Task prompt: Review the material line by line. Identify and copy every line that contains the string "into".

Given information:
◇ ◇ ◇ ◇ ◇ ◇ ◇

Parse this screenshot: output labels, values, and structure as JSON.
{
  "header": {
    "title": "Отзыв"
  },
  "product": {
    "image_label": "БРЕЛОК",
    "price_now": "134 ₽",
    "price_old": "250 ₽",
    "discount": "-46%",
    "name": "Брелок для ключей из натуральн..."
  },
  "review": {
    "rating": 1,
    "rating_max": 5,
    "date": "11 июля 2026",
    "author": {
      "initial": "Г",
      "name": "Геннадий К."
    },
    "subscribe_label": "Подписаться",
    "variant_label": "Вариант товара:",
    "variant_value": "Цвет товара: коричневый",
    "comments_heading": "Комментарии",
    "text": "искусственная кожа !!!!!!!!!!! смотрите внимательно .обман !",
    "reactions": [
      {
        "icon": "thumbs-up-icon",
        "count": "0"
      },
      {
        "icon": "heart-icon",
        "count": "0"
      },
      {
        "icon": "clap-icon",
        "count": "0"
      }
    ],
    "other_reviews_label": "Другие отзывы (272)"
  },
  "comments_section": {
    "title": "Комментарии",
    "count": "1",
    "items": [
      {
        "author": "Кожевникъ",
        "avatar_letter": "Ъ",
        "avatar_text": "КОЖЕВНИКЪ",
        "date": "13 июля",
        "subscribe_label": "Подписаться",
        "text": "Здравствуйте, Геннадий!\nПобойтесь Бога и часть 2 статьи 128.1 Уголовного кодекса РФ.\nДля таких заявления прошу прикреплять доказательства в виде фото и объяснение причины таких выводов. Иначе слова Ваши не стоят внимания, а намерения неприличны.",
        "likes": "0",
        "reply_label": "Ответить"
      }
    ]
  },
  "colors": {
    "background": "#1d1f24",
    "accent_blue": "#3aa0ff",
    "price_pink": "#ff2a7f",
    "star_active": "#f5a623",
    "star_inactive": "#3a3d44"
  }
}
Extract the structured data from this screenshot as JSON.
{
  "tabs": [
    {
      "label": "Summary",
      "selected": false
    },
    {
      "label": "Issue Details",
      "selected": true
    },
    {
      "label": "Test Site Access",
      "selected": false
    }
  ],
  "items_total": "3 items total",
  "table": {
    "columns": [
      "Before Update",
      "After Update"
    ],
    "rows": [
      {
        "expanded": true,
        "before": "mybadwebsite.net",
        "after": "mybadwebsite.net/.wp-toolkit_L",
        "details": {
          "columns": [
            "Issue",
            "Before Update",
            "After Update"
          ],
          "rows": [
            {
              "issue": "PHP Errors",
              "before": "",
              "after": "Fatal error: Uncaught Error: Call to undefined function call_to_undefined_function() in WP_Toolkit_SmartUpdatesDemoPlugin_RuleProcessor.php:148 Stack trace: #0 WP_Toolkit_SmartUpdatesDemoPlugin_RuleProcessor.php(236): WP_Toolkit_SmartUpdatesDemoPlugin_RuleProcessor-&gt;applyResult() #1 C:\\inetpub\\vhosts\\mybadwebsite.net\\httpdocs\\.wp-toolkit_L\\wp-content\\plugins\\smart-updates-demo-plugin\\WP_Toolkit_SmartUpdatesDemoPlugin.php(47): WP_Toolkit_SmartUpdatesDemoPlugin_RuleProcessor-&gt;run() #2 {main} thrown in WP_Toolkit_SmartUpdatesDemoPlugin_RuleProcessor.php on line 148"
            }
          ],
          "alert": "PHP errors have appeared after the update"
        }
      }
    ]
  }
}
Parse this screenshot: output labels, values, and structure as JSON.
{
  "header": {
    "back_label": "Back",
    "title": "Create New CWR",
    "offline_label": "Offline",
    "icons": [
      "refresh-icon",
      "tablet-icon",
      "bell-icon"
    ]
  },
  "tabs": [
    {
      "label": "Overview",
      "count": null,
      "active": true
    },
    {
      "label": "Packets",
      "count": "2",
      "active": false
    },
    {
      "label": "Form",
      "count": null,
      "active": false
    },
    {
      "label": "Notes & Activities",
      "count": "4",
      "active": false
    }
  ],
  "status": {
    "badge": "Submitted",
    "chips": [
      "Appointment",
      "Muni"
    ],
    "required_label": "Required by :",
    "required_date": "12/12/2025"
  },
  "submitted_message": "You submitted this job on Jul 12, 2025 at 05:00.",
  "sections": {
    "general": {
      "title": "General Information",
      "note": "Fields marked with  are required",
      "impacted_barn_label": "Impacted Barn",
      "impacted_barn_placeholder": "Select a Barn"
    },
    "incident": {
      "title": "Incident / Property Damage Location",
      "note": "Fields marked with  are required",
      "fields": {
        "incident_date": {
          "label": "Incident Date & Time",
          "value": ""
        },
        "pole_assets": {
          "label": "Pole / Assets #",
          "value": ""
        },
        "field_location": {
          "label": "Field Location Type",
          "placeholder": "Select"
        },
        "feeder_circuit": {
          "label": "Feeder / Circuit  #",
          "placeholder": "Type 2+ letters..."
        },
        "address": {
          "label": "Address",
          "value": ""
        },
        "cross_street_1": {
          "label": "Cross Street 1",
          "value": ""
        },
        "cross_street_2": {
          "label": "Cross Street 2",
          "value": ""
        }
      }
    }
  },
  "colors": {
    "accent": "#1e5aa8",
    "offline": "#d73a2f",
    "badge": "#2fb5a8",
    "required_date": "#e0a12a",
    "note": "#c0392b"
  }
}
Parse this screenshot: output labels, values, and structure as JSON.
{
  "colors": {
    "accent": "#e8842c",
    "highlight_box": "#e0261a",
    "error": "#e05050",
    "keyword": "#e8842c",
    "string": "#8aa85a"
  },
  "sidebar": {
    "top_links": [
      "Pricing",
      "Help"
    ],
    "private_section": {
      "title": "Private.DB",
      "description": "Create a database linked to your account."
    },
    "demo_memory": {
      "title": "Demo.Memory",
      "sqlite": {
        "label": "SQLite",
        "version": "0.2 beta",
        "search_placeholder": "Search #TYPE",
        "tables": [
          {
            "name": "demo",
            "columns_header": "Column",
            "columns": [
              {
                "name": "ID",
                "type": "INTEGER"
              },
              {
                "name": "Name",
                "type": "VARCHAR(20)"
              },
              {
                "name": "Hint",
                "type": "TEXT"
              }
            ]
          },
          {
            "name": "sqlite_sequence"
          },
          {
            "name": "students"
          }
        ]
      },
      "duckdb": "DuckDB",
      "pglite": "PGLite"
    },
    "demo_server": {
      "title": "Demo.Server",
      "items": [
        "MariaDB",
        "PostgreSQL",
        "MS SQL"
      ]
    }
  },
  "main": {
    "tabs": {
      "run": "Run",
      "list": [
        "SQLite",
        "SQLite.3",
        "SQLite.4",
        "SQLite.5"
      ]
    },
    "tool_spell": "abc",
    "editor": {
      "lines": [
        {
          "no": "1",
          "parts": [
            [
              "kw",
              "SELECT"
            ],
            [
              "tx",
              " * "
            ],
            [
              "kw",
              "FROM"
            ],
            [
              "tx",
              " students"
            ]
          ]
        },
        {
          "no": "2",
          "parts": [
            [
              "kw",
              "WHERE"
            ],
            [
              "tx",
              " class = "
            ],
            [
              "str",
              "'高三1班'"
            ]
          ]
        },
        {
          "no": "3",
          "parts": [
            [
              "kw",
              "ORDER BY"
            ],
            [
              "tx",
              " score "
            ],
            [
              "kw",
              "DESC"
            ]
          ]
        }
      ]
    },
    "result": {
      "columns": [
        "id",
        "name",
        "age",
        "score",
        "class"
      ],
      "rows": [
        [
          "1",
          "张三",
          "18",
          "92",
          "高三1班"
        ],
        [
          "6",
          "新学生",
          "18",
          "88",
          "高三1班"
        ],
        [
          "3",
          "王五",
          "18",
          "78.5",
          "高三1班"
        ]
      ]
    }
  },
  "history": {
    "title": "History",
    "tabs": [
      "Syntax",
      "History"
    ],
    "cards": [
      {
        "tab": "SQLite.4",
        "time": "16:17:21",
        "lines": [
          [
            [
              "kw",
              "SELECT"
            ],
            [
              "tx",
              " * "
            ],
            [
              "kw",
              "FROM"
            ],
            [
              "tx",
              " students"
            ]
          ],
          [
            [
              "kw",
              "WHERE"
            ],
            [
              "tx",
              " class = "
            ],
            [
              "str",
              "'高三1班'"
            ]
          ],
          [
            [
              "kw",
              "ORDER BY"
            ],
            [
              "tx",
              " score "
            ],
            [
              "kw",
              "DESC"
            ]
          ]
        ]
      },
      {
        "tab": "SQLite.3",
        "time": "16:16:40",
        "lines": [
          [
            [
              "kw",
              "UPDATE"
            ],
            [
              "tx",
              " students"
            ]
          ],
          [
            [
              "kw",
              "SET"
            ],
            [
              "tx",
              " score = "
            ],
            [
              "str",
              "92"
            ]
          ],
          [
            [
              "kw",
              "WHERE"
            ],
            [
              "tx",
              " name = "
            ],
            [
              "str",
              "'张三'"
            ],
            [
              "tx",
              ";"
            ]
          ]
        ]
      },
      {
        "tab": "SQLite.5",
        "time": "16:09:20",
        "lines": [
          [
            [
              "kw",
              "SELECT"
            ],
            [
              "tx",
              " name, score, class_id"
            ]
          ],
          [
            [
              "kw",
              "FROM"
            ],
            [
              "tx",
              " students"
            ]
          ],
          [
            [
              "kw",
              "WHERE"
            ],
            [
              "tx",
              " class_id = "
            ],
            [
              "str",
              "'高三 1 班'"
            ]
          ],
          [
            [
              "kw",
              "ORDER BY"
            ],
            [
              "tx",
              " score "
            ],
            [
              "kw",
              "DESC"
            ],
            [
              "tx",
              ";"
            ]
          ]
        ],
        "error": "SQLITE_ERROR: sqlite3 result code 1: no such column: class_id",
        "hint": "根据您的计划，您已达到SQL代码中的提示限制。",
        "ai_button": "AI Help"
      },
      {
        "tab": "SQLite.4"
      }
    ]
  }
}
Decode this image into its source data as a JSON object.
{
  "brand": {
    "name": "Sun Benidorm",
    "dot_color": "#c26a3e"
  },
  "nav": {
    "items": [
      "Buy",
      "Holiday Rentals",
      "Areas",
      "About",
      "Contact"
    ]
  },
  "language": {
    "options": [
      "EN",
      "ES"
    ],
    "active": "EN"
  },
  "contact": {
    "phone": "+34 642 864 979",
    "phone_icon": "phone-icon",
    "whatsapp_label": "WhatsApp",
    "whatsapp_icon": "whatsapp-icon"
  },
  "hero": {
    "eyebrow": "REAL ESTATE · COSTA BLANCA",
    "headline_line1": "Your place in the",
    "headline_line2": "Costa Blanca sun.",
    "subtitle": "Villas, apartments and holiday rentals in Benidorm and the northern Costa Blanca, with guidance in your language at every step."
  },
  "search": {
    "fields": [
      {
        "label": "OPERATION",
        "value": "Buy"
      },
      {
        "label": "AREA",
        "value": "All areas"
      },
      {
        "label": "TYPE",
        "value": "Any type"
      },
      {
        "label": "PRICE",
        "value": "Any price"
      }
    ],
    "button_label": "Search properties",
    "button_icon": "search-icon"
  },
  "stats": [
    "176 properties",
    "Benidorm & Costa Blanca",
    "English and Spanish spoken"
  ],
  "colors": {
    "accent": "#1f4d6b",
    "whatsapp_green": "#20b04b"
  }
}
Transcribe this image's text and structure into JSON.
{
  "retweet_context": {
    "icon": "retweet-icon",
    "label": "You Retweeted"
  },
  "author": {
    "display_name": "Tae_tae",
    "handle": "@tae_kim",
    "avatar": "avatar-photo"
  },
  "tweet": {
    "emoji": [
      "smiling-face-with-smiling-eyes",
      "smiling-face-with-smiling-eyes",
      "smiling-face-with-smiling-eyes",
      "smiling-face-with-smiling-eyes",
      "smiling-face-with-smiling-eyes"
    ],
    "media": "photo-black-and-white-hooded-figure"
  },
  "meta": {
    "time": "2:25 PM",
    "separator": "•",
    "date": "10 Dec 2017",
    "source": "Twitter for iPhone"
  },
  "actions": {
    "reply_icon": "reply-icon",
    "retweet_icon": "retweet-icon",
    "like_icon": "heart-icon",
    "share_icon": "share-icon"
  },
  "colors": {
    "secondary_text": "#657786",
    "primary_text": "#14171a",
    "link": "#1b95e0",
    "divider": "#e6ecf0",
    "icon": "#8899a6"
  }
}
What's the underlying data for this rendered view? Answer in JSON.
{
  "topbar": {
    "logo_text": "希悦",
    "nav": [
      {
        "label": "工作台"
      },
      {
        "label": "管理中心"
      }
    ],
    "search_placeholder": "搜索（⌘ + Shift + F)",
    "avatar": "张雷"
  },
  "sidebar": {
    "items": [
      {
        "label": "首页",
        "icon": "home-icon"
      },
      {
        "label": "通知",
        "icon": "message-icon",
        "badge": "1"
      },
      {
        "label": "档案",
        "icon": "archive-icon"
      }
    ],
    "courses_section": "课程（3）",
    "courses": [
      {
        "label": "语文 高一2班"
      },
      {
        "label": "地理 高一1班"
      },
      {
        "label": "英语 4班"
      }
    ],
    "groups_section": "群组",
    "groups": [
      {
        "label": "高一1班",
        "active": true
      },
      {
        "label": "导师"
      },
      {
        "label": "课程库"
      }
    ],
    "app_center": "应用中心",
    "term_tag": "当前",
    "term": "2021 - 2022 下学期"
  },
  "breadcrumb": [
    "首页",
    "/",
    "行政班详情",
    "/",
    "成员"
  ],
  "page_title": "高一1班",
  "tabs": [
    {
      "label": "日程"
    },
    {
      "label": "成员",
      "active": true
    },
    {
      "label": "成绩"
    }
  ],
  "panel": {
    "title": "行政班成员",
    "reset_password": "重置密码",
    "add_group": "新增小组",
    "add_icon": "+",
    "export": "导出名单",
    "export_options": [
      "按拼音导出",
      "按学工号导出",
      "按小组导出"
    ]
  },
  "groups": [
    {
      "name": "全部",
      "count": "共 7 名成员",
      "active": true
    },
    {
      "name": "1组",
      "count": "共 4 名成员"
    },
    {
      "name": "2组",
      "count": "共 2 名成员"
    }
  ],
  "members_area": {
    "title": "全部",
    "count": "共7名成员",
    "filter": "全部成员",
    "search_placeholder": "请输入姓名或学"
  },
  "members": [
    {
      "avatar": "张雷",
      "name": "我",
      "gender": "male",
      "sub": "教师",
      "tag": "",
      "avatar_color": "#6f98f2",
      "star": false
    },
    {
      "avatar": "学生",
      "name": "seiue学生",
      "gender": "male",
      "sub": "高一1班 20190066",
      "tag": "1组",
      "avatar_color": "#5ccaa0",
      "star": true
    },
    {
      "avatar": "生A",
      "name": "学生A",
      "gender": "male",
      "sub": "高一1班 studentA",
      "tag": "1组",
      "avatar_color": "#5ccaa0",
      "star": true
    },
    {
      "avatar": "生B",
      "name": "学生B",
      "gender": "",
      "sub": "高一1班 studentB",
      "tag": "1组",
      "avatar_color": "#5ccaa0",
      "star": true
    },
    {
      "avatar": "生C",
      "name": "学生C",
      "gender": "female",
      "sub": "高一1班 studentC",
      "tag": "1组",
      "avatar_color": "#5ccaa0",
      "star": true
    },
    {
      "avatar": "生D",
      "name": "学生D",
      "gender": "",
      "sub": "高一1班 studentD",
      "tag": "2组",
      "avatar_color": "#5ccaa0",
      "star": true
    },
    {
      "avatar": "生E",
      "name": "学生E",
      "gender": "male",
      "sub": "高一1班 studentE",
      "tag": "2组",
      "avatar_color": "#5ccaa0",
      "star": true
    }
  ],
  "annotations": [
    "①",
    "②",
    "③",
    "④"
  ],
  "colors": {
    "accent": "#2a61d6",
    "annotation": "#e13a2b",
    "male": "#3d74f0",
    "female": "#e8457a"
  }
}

◇ ◇ ◇ ◇ ◇ ◇ ◇

Exercise result:
Decode this image into its source data as a JSON object.
Transcribe this image's text and structure into JSON.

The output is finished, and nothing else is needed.